## Task to complete:
Comb the records below for the string "Output" and copy each line where it turns up.

## Extracted entries:
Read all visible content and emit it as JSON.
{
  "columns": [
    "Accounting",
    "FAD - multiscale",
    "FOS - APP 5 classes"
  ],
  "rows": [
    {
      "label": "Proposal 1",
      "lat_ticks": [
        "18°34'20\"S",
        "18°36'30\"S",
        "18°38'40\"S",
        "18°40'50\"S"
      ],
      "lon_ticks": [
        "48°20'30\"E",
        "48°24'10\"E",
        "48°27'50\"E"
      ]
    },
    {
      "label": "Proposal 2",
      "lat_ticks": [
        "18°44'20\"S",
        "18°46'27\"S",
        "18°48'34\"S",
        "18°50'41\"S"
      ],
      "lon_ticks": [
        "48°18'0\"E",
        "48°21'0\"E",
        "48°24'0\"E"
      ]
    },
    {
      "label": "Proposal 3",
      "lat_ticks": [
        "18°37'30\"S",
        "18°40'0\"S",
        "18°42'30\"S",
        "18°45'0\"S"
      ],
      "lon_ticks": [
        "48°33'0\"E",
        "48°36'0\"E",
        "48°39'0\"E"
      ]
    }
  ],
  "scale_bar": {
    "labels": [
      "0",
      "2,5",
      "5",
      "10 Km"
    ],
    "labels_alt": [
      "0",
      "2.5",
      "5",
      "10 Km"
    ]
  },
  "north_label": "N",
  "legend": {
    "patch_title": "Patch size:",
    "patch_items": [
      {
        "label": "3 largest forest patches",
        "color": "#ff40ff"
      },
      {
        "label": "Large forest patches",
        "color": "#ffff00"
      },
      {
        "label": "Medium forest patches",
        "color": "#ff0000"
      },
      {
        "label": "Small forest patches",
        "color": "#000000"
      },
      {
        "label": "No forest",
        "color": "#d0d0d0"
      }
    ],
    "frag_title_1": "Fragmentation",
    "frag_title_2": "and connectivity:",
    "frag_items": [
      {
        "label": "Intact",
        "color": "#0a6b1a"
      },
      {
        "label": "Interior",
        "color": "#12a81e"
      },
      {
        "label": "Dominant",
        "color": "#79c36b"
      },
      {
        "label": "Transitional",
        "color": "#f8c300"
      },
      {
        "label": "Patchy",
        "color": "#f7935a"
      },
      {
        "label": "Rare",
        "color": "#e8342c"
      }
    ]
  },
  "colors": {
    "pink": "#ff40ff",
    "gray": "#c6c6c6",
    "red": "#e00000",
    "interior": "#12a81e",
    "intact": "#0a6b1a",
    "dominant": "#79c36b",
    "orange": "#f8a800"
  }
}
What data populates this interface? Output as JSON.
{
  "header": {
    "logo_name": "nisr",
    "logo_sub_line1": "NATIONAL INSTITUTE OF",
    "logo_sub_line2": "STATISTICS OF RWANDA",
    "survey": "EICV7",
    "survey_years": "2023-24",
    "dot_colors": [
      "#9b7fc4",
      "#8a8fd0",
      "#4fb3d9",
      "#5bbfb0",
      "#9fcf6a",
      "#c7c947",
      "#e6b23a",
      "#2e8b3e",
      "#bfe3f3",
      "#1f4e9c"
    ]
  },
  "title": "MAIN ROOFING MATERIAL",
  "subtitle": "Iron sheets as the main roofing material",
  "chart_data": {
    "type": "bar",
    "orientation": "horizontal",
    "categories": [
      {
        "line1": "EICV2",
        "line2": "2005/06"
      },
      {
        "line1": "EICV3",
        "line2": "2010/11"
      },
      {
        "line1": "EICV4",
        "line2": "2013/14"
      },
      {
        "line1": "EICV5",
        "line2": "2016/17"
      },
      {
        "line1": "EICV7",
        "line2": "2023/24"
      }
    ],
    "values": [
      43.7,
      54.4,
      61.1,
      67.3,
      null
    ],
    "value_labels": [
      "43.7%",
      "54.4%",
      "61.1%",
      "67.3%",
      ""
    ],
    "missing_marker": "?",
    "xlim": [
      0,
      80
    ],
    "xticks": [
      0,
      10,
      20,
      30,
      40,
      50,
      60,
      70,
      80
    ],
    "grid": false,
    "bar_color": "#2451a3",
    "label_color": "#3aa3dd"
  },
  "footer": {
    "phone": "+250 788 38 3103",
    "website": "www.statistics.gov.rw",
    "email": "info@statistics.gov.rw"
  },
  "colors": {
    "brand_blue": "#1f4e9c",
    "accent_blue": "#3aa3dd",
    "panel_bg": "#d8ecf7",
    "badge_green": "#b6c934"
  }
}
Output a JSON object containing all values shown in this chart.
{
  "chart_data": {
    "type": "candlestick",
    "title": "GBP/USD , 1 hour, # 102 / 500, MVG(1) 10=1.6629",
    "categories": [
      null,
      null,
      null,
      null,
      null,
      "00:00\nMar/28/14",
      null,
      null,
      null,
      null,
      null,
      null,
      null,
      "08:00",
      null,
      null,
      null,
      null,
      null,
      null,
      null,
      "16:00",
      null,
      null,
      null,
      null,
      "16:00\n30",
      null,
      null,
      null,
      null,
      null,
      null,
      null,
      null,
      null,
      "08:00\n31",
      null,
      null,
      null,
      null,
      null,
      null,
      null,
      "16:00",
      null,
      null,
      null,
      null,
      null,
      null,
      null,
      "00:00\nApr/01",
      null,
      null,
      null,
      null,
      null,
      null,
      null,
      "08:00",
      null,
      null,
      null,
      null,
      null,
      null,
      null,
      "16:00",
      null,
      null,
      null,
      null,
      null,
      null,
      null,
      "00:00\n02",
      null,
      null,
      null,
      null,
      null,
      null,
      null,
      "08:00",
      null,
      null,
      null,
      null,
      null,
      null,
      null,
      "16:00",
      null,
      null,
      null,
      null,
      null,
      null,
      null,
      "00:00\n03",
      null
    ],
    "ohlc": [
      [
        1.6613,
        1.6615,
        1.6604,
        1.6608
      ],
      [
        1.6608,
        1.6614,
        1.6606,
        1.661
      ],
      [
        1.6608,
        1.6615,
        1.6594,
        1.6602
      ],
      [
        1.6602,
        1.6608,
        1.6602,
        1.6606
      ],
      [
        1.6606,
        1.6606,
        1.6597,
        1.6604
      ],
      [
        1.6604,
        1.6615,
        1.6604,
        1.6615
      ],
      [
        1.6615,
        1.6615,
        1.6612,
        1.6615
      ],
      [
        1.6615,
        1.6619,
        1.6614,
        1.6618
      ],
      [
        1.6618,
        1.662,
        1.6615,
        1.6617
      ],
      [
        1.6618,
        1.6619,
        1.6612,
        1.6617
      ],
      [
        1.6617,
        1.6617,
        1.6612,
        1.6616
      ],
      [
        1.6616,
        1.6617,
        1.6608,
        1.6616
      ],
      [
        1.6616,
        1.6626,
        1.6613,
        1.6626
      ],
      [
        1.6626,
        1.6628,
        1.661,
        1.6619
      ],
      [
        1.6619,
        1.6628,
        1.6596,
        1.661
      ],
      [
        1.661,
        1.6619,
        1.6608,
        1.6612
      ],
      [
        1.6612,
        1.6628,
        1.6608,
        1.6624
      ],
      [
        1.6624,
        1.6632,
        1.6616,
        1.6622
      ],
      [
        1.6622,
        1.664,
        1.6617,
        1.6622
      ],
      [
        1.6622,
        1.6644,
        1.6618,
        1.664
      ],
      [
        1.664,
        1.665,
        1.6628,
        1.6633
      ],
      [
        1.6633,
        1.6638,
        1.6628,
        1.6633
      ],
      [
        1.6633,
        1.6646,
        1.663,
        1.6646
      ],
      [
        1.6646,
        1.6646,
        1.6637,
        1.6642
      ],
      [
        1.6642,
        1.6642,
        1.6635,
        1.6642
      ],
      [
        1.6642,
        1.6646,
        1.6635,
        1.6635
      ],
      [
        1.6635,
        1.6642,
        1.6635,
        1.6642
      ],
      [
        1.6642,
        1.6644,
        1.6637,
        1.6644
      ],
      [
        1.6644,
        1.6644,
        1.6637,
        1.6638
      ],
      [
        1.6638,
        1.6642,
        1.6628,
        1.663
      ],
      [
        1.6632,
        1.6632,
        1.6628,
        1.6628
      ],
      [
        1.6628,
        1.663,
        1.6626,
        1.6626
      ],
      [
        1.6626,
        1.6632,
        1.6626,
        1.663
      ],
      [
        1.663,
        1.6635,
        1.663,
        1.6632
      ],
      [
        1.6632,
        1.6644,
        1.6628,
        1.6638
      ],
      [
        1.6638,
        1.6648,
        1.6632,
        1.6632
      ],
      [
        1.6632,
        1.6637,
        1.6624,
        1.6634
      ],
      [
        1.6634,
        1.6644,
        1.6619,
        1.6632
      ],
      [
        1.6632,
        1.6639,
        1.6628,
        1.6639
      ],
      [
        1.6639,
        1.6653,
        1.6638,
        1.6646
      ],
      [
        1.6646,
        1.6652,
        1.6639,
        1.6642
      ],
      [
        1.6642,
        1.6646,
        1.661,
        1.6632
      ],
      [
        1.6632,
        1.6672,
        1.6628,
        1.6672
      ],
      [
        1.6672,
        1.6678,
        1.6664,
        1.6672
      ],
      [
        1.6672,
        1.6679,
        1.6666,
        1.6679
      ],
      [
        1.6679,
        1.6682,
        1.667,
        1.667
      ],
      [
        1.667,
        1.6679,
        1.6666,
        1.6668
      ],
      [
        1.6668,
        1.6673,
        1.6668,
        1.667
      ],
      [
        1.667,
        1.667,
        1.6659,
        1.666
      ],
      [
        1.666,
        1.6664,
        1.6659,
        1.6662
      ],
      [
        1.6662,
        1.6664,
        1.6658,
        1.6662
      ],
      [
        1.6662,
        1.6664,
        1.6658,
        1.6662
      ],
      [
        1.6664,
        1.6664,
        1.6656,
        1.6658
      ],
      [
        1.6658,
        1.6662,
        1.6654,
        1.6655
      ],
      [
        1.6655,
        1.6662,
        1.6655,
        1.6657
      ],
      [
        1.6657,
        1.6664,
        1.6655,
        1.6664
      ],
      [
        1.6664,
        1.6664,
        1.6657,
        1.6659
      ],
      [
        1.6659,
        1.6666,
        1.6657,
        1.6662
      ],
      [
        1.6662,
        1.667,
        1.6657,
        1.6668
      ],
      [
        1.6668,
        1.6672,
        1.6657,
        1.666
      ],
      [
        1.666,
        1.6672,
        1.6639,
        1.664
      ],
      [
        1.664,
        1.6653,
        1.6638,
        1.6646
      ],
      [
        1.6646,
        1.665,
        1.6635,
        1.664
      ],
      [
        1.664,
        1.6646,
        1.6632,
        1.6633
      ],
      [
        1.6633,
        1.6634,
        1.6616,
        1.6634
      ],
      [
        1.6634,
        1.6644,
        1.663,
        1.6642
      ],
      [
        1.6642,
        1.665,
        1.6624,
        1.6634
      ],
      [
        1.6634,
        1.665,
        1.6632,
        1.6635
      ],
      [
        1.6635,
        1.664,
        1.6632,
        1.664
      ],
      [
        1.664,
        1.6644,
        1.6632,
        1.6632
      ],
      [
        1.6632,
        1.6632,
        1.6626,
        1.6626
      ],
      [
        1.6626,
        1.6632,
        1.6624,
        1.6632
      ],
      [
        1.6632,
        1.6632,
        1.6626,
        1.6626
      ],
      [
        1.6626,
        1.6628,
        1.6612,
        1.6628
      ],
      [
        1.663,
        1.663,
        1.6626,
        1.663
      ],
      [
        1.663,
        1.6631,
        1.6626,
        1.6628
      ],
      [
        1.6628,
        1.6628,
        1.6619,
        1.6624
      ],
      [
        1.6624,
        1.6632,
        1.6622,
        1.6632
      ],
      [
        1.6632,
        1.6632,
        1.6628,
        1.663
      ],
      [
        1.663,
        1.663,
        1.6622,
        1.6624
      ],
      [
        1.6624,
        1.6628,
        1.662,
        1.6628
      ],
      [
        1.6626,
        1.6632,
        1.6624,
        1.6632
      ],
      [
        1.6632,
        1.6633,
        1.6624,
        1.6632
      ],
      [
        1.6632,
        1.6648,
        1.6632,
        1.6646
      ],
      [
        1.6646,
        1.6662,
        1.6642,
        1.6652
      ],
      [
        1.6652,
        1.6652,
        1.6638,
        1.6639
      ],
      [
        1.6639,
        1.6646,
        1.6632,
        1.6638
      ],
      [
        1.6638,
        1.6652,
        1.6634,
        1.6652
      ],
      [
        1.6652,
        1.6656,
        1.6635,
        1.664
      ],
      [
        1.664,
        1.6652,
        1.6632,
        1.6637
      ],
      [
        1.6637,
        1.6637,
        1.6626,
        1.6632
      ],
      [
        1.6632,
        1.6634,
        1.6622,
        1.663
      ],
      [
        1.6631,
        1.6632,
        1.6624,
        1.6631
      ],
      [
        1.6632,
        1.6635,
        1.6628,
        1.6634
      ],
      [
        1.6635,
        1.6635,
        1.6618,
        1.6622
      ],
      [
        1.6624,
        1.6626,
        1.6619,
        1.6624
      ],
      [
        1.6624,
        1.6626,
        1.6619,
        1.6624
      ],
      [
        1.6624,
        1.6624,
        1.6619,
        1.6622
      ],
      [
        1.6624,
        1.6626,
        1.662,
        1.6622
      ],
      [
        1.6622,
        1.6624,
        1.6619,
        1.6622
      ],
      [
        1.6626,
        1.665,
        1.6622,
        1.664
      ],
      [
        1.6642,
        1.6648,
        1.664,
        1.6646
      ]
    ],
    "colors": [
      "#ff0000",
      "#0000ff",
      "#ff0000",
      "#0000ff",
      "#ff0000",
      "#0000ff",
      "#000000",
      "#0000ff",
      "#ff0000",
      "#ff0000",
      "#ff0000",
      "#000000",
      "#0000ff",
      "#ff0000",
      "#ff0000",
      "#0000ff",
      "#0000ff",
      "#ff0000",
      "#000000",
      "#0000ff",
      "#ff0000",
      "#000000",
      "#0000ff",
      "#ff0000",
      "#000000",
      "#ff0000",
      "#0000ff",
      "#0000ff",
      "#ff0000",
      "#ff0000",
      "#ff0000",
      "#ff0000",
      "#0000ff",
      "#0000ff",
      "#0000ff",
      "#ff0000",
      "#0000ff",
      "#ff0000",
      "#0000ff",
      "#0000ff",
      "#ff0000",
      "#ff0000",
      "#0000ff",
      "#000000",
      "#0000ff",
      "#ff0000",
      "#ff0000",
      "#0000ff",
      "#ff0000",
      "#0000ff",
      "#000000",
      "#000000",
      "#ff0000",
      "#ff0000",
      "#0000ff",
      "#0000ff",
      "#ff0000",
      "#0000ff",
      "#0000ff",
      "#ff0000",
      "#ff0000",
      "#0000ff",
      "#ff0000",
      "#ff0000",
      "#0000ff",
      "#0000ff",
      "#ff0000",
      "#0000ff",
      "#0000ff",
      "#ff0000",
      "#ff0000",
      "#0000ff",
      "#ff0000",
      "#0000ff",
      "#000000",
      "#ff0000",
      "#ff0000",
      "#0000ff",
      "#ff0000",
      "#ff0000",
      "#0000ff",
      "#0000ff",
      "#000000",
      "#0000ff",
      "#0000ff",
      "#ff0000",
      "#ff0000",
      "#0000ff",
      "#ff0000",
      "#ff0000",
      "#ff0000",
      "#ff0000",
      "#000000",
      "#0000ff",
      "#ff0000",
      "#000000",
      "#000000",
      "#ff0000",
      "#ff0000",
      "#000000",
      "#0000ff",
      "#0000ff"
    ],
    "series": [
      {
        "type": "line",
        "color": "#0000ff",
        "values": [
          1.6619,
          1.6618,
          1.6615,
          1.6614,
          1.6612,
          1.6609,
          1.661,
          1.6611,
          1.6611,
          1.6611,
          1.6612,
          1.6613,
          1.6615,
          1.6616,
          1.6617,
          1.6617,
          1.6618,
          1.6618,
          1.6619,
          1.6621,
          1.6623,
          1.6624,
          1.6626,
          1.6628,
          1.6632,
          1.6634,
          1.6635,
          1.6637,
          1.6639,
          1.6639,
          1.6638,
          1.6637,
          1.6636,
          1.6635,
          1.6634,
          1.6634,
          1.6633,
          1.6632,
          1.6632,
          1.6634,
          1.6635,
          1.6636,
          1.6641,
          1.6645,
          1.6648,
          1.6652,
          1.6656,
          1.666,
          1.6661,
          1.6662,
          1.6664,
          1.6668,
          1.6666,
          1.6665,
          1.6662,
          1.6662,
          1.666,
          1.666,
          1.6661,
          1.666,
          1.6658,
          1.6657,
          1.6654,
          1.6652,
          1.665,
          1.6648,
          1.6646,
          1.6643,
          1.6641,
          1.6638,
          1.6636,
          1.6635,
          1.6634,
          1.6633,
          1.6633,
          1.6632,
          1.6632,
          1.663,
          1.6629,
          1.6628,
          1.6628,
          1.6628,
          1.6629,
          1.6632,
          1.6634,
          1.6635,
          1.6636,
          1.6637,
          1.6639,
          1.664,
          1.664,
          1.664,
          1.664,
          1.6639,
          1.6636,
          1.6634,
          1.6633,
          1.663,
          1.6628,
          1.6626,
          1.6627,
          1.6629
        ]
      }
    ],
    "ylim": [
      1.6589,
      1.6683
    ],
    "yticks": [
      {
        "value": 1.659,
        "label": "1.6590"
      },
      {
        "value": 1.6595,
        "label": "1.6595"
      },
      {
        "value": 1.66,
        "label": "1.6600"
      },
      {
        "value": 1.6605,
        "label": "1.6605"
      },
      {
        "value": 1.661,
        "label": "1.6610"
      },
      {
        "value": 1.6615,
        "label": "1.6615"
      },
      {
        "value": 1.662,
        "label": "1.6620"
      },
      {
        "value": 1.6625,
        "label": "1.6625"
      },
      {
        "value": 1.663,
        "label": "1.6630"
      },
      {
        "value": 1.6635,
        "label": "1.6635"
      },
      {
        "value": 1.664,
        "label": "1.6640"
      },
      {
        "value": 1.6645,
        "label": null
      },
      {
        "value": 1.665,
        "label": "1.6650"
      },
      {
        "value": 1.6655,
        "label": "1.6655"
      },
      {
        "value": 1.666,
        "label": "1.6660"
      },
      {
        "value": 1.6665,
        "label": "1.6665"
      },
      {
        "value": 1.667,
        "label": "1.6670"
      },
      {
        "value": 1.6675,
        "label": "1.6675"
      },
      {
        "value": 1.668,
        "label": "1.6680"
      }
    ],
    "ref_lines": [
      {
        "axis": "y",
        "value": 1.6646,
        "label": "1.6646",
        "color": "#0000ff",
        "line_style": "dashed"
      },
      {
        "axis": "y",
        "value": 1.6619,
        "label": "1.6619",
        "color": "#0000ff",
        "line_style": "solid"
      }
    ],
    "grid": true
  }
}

## Result of this task:
What data populates this interface? Output as JSON.
Output a JSON object containing all values shown in this chart.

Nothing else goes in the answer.